WRITTEN TASK: Your task is to write out the complete listing exactly as it is shown.
━━━━━━
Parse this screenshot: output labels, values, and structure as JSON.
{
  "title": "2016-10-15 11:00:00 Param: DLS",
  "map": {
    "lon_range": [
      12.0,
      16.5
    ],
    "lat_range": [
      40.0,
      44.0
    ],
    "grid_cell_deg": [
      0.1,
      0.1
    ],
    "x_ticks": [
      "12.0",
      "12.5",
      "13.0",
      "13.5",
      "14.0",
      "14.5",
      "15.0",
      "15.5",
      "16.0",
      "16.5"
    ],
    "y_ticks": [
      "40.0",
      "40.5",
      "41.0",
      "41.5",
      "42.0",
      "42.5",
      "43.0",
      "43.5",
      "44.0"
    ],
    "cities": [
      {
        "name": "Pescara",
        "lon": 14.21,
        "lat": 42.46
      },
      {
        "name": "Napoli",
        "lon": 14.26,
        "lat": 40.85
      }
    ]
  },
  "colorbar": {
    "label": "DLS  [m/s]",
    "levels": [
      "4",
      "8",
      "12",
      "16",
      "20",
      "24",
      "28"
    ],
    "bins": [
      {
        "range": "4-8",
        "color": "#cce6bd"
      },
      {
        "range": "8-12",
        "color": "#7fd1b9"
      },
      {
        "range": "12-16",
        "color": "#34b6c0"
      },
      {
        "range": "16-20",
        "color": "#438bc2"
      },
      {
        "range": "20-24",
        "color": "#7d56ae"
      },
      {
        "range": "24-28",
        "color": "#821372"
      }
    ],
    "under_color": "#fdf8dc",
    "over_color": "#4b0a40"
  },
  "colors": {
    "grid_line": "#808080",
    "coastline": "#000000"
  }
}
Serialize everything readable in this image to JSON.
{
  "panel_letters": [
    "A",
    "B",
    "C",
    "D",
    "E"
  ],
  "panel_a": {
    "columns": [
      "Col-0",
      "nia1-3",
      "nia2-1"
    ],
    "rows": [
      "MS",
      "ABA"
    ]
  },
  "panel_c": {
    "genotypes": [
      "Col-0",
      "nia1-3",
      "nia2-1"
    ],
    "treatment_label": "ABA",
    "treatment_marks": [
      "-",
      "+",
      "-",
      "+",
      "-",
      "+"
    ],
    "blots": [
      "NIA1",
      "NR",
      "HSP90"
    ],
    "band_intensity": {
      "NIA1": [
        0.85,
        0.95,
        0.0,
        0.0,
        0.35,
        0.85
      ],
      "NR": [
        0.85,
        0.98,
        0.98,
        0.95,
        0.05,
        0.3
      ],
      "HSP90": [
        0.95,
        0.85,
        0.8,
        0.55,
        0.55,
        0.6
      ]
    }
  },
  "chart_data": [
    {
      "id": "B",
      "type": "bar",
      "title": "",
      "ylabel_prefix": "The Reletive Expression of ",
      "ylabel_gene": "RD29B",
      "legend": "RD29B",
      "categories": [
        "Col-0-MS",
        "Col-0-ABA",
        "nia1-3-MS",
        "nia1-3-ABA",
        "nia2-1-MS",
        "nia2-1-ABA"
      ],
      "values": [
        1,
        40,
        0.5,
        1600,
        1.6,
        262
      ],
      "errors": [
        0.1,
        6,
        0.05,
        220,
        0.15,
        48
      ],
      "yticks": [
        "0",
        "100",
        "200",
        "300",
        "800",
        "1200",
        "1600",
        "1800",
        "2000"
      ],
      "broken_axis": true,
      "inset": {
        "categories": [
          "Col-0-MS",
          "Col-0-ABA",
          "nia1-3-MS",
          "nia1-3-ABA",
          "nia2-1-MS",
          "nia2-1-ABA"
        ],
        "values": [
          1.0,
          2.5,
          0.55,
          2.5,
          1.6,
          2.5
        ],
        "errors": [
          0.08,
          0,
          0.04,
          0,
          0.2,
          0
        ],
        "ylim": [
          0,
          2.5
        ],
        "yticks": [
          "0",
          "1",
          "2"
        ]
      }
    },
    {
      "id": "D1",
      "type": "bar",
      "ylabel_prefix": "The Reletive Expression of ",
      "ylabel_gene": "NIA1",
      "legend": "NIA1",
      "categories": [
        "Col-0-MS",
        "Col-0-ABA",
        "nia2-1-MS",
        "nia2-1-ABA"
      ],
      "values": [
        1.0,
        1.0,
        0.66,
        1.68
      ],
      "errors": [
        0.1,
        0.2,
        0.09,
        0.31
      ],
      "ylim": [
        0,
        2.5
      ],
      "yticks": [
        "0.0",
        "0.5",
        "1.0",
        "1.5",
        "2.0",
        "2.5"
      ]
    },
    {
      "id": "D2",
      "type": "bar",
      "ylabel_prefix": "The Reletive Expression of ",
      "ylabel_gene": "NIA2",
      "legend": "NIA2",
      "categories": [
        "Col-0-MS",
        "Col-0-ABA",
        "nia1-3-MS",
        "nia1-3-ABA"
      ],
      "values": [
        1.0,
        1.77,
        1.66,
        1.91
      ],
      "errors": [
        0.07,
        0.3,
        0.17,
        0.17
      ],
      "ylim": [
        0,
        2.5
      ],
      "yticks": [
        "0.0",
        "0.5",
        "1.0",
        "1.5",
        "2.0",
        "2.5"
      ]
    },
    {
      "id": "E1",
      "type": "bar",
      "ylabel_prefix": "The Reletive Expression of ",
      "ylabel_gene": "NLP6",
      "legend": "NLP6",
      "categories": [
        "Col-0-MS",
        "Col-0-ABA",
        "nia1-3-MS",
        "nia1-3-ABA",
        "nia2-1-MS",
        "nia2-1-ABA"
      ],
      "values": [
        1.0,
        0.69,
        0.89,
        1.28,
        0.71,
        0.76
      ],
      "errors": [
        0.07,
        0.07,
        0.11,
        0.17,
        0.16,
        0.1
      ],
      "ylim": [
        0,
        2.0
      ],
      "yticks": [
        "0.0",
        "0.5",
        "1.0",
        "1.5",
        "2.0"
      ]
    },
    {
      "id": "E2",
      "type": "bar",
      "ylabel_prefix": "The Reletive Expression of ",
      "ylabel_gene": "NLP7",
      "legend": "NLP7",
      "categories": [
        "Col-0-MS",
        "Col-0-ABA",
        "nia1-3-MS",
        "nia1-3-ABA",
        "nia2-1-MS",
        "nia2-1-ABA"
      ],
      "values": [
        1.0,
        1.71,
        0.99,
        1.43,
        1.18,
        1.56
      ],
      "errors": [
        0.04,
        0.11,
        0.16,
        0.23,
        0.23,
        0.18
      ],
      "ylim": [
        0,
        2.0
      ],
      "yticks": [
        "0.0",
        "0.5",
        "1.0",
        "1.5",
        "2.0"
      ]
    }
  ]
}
━━━━━━
CORRECT RESULT:
Parse this screenshot: output labels, values, and structure as JSON.
{
  "title": "2016-10-15 11:00:00 Param: DLS",
  "map": {
    "lon_range": [
      12.0,
      16.5
    ],
    "lat_range": [
      40.0,
      44.0
    ],
    "grid_cell_deg": [
      0.1,
      0.1
    ],
    "x_ticks": [
      "12.0",
      "12.5",
      "13.0",
      "13.5",
      "14.0",
      "14.5",
      "15.0",
      "15.5",
      "16.0",
      "16.5"
    ],
    "y_ticks": [
      "40.0",
      "40.5",
      "41.0",
      "41.5",
      "42.0",
      "42.5",
      "43.0",
      "43.5",
      "44.0"
    ],
    "cities": [
      {
        "name": "Pescara",
        "lon": 14.21,
        "lat": 42.46
      },
      {
        "name": "Napoli",
        "lon": 14.26,
        "lat": 40.85
      }
    ]
  },
  "colorbar": {
    "label": "DLS  [m/s]",
    "levels": [
      "4",
      "8",
      "12",
      "16",
      "20",
      "24",
      "28"
    ],
    "bins": [
      {
        "range": "4-8",
        "color": "#cce6bd"
      },
      {
        "range": "8-12",
        "color": "#7fd1b9"
      },
      {
        "range": "12-16",
        "color": "#34b6c0"
      },
      {
        "range": "16-20",
        "color": "#438bc2"
      },
      {
        "range": "20-24",
        "color": "#7d56ae"
      },
      {
        "range": "24-28",
        "color": "#821372"
      }
    ],
    "under_color": "#fdf8dc",
    "over_color": "#4b0a40"
  },
  "colors": {
    "grid_line": "#808080",
    "coastline": "#000000"
  }
}
Serialize everything readable in this image to JSON.
{
  "panel_letters": [
    "A",
    "B",
    "C",
    "D",
    "E"
  ],
  "panel_a": {
    "columns": [
      "Col-0",
      "nia1-3",
      "nia2-1"
    ],
    "rows": [
      "MS",
      "ABA"
    ]
  },
  "panel_c": {
    "genotypes": [
      "Col-0",
      "nia1-3",
      "nia2-1"
    ],
    "treatment_label": "ABA",
    "treatment_marks": [
      "-",
      "+",
      "-",
      "+",
      "-",
      "+"
    ],
    "blots": [
      "NIA1",
      "NR",
      "HSP90"
    ],
    "band_intensity": {
      "NIA1": [
        0.85,
        0.95,
        0.0,
        0.0,
        0.35,
        0.85
      ],
      "NR": [
        0.85,
        0.98,
        0.98,
        0.95,
        0.05,
        0.3
      ],
      "HSP90": [
        0.95,
        0.85,
        0.8,
        0.55,
        0.55,
        0.6
      ]
    }
  },
  "chart_data": [
    {
      "id": "B",
      "type": "bar",
      "title": "",
      "ylabel_prefix": "The Reletive Expression of ",
      "ylabel_gene": "RD29B",
      "legend": "RD29B",
      "categories": [
        "Col-0-MS",
        "Col-0-ABA",
        "nia1-3-MS",
        "nia1-3-ABA",
        "nia2-1-MS",
        "nia2-1-ABA"
      ],
      "values": [
        1,
        40,
        0.5,
        1600,
        1.6,
        262
      ],
      "errors": [
        0.1,
        6,
        0.05,
        220,
        0.15,
        48
      ],
      "yticks": [
        "0",
        "100",
        "200",
        "300",
        "800",
        "1200",
        "1600",
        "1800",
        "2000"
      ],
      "broken_axis": true,
      "inset": {
        "categories": [
          "Col-0-MS",
          "Col-0-ABA",
          "nia1-3-MS",
          "nia1-3-ABA",
          "nia2-1-MS",
          "nia2-1-ABA"
        ],
        "values": [
          1.0,
          2.5,
          0.55,
          2.5,
          1.6,
          2.5
        ],
        "errors": [
          0.08,
          0,
          0.04,
          0,
          0.2,
          0
        ],
        "ylim": [
          0,
          2.5
        ],
        "yticks": [
          "0",
          "1",
          "2"
        ]
      }
    },
    {
      "id": "D1",
      "type": "bar",
      "ylabel_prefix": "The Reletive Expression of ",
      "ylabel_gene": "NIA1",
      "legend": "NIA1",
      "categories": [
        "Col-0-MS",
        "Col-0-ABA",
        "nia2-1-MS",
        "nia2-1-ABA"
      ],
      "values": [
        1.0,
        1.0,
        0.66,
        1.68
      ],
      "errors": [
        0.1,
        0.2,
        0.09,
        0.31
      ],
      "ylim": [
        0,
        2.5
      ],
      "yticks": [
        "0.0",
        "0.5",
        "1.0",
        "1.5",
        "2.0",
        "2.5"
      ]
    },
    {
      "id": "D2",
      "type": "bar",
      "ylabel_prefix": "The Reletive Expression of ",
      "ylabel_gene": "NIA2",
      "legend": "NIA2",
      "categories": [
        "Col-0-MS",
        "Col-0-ABA",
        "nia1-3-MS",
        "nia1-3-ABA"
      ],
      "values": [
        1.0,
        1.77,
        1.66,
        1.91
      ],
      "errors": [
        0.07,
        0.3,
        0.17,
        0.17
      ],
      "ylim": [
        0,
        2.5
      ],
      "yticks": [
        "0.0",
        "0.5",
        "1.0",
        "1.5",
        "2.0",
        "2.5"
      ]
    },
    {
      "id": "E1",
      "type": "bar",
      "ylabel_prefix": "The Reletive Expression of ",
      "ylabel_gene": "NLP6",
      "legend": "NLP6",
      "categories": [
        "Col-0-MS",
        "Col-0-ABA",
        "nia1-3-MS",
        "nia1-3-ABA",
        "nia2-1-MS",
        "nia2-1-ABA"
      ],
      "values": [
        1.0,
        0.69,
        0.89,
        1.28,
        0.71,
        0.76
      ],
      "errors": [
        0.07,
        0.07,
        0.11,
        0.17,
        0.16,
        0.1
      ],
      "ylim": [
        0,
        2.0
      ],
      "yticks": [
        "0.0",
        "0.5",
        "1.0",
        "1.5",
        "2.0"
      ]
    },
    {
      "id": "E2",
      "type": "bar",
      "ylabel_prefix": "The Reletive Expression of ",
      "ylabel_gene": "NLP7",
      "legend": "NLP7",
      "categories": [
        "Col-0-MS",
        "Col-0-ABA",
        "nia1-3-MS",
        "nia1-3-ABA",
        "nia2-1-MS",
        "nia2-1-ABA"
      ],
      "values": [
        1.0,
        1.71,
        0.99,
        1.43,
        1.18,
        1.56
      ],
      "errors": [
        0.04,
        0.11,
        0.16,
        0.23,
        0.23,
        0.18
      ],
      "ylim": [
        0,
        2.0
      ],
      "yticks": [
        "0.0",
        "0.5",
        "1.0",
        "1.5",
        "2.0"
      ]
    }
  ]
}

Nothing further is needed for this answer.